• **Exercise instructions**:
Starting with the line that has "What's the underlying" in it, repeat every line through the last one, word for word, and give nothing more.

'''

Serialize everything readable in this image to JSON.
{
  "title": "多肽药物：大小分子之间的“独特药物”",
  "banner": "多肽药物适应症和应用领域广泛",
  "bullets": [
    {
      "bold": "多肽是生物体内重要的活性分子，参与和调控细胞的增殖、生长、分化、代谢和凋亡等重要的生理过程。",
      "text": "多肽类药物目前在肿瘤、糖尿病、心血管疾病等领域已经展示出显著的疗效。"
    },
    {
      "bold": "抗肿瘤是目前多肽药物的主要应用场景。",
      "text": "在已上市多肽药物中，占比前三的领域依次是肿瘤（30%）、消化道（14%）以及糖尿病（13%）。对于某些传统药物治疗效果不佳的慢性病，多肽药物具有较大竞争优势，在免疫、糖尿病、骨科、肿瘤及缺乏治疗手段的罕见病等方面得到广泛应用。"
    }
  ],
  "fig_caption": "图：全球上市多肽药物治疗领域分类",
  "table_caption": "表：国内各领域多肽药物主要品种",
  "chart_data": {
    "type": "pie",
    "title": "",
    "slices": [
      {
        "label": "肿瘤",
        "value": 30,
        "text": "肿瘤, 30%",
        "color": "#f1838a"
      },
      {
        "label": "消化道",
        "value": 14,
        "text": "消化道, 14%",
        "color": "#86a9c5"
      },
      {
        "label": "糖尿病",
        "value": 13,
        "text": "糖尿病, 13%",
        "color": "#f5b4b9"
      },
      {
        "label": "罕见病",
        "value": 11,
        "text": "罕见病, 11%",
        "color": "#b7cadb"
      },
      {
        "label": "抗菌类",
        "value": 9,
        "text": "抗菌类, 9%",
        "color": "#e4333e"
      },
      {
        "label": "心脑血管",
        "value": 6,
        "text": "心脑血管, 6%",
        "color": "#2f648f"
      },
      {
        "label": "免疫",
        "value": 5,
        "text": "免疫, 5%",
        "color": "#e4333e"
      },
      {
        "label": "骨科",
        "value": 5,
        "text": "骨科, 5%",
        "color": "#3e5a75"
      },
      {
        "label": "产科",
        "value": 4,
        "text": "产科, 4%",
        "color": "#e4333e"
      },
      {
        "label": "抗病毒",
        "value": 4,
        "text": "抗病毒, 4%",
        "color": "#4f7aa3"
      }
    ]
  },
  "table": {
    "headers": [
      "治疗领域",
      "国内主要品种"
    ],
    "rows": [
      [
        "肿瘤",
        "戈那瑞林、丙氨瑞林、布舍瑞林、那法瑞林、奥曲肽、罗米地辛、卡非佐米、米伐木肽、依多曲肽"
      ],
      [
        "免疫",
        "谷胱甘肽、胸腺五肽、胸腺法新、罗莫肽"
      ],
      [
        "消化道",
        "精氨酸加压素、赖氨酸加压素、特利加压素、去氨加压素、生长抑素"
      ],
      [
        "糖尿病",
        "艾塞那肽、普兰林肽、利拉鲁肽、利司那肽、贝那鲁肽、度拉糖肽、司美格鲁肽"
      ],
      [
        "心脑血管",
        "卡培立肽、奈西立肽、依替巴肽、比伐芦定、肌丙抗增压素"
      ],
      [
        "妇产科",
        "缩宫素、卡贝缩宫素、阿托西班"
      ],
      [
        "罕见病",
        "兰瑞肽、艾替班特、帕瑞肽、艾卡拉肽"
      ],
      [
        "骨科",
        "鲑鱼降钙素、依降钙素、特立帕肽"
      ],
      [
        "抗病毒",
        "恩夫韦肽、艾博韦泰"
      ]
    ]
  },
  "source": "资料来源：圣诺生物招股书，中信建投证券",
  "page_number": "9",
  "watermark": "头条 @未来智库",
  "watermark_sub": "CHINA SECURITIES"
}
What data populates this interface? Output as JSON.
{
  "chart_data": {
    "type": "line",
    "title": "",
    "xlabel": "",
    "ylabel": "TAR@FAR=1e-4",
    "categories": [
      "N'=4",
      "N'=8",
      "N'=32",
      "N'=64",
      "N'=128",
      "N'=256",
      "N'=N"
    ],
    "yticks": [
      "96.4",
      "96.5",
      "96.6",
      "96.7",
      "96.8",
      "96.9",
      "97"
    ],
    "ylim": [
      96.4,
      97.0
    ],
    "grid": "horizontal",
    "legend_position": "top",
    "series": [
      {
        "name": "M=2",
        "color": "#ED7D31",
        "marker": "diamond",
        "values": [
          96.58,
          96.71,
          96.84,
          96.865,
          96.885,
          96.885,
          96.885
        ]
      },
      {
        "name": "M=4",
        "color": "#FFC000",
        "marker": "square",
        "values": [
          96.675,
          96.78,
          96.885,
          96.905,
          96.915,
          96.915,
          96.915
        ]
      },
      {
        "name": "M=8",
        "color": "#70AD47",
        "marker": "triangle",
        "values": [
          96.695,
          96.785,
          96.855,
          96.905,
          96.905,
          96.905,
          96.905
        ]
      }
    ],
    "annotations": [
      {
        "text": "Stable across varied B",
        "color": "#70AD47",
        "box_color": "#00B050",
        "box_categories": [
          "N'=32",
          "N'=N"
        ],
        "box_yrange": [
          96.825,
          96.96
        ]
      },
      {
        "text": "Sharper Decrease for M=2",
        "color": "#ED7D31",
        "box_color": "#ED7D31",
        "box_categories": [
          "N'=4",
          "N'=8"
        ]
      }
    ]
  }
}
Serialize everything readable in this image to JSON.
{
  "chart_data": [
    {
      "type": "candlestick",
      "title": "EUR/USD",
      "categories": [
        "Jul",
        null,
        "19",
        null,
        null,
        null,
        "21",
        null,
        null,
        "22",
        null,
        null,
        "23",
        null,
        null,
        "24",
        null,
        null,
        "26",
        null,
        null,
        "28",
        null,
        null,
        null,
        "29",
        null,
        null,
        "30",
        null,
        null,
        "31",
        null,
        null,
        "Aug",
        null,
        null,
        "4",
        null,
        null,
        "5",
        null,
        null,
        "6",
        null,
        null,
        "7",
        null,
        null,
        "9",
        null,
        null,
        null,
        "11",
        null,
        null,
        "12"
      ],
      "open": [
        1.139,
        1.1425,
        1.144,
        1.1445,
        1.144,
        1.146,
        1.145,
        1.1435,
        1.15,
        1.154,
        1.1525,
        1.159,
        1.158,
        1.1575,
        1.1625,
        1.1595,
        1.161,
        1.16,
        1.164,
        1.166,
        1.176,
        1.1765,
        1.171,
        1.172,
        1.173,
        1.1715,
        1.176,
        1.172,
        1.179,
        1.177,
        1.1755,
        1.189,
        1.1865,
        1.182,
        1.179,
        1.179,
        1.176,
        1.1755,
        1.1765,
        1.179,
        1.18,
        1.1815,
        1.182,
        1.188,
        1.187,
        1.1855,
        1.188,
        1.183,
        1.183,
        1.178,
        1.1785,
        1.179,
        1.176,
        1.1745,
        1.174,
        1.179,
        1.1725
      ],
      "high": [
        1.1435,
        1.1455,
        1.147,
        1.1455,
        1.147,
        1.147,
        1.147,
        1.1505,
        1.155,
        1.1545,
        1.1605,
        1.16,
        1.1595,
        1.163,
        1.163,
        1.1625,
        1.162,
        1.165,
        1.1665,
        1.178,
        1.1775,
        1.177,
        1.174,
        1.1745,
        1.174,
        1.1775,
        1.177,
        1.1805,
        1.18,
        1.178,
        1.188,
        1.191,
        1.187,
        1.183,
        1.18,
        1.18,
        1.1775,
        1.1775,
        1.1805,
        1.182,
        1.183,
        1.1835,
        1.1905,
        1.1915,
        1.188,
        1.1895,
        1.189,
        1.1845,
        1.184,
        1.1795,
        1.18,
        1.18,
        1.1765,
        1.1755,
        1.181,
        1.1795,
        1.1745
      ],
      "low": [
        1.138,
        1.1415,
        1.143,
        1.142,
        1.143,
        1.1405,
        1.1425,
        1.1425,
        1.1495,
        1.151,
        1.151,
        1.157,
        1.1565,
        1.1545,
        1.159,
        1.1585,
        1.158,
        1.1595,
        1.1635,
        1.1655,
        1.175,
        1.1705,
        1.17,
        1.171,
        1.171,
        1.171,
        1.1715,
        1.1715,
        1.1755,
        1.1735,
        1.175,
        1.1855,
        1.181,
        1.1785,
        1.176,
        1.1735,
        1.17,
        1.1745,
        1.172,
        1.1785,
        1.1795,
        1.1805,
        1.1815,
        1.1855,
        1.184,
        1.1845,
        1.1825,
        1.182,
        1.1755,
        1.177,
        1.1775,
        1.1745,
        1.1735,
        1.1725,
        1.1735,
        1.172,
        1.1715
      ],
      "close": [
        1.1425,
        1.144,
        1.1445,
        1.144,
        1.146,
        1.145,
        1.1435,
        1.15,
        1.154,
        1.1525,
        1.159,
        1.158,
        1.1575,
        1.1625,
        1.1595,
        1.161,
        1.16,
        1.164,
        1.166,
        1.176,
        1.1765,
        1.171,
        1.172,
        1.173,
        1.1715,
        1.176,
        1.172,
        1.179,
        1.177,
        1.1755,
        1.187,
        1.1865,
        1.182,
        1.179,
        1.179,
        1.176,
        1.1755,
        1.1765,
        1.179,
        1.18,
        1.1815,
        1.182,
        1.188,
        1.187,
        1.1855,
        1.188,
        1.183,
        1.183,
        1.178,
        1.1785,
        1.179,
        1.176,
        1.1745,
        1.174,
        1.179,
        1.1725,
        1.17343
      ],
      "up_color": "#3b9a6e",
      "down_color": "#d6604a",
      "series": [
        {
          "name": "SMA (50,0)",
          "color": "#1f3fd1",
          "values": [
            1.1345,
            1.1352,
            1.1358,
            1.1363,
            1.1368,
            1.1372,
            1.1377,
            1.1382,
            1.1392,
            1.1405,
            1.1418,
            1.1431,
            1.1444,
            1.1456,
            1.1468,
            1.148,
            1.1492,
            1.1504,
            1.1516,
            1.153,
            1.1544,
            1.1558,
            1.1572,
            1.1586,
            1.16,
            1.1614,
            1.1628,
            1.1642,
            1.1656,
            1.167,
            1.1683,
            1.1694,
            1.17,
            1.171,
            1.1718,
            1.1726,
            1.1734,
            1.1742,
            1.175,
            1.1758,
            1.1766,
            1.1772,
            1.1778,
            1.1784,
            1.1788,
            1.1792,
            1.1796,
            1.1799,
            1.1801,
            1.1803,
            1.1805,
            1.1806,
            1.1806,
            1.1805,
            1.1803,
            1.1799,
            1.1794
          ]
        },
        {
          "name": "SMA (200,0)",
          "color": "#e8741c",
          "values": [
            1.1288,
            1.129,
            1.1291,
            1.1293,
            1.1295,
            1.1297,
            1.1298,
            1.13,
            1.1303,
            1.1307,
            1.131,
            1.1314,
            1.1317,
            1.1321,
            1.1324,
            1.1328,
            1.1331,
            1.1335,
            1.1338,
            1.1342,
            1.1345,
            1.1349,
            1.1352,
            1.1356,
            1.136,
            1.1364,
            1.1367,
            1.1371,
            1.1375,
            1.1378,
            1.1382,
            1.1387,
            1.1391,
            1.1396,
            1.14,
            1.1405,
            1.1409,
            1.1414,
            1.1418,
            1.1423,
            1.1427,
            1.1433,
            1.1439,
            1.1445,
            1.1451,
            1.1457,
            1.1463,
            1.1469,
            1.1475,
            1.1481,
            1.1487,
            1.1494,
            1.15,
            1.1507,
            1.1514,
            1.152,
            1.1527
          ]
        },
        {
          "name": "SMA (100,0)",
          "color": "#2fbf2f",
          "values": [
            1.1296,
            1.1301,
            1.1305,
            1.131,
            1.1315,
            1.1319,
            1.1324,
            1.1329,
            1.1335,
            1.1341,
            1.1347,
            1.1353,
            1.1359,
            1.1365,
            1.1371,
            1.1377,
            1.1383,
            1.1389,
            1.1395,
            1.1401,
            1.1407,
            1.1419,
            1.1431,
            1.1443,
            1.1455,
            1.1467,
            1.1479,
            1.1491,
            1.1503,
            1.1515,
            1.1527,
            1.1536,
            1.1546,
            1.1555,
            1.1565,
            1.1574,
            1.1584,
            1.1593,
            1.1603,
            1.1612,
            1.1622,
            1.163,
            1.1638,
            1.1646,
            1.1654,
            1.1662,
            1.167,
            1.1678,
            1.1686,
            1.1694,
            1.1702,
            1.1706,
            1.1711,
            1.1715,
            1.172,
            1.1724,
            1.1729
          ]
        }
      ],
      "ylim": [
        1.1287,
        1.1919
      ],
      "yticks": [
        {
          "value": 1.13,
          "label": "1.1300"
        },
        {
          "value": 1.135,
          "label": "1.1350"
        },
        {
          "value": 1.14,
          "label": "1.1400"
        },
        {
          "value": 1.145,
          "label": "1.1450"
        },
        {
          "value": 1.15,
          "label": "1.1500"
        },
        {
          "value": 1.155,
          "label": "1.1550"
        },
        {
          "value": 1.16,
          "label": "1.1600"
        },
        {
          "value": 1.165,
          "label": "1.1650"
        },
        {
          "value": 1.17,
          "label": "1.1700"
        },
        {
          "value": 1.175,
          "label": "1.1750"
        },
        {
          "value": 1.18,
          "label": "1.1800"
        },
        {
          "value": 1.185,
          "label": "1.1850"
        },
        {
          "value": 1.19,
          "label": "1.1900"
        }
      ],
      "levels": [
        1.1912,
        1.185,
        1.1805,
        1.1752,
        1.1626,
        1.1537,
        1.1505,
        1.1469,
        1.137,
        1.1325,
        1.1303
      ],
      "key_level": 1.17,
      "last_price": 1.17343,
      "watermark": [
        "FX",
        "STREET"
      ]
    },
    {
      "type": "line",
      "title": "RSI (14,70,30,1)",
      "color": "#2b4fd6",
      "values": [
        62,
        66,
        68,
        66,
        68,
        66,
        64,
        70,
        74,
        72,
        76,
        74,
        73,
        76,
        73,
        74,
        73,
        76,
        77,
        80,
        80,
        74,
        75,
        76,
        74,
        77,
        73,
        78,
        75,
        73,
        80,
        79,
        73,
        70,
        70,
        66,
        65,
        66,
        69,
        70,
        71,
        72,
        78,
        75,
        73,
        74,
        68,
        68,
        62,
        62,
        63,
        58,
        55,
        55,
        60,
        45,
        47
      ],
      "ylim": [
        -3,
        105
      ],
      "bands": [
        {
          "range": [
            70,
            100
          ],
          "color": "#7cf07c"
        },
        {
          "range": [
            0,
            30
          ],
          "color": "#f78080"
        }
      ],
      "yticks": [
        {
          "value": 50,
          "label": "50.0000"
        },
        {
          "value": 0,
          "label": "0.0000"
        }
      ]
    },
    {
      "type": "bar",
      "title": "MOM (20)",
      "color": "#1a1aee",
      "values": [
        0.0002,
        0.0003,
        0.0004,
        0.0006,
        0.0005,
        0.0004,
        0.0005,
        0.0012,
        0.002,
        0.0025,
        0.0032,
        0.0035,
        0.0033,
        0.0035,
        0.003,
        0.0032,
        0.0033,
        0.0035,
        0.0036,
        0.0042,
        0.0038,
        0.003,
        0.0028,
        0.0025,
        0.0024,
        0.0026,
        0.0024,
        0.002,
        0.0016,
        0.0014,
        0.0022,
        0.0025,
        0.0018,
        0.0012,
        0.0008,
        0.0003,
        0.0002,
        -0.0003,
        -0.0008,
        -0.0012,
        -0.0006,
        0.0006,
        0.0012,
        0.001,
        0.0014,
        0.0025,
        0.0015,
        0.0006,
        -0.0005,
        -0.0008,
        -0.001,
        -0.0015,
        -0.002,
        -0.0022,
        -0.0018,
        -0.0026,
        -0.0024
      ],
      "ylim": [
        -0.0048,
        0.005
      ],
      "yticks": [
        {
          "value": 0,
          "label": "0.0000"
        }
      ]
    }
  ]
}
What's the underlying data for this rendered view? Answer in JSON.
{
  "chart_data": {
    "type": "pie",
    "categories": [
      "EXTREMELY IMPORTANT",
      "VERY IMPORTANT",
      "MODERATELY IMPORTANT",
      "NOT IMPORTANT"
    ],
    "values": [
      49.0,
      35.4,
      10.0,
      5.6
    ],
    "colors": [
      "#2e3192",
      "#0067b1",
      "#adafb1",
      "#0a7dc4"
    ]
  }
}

'''

• **Task response**:
What's the underlying data for this rendered view? Answer in JSON.
{
  "chart_data": {
    "type": "pie",
    "categories": [
      "EXTREMELY IMPORTANT",
      "VERY IMPORTANT",
      "MODERATELY IMPORTANT",
      "NOT IMPORTANT"
    ],
    "values": [
      49.0,
      35.4,
      10.0,
      5.6
    ],
    "colors": [
      "#2e3192",
      "#0067b1",
      "#adafb1",
      "#0a7dc4"
    ]
  }
}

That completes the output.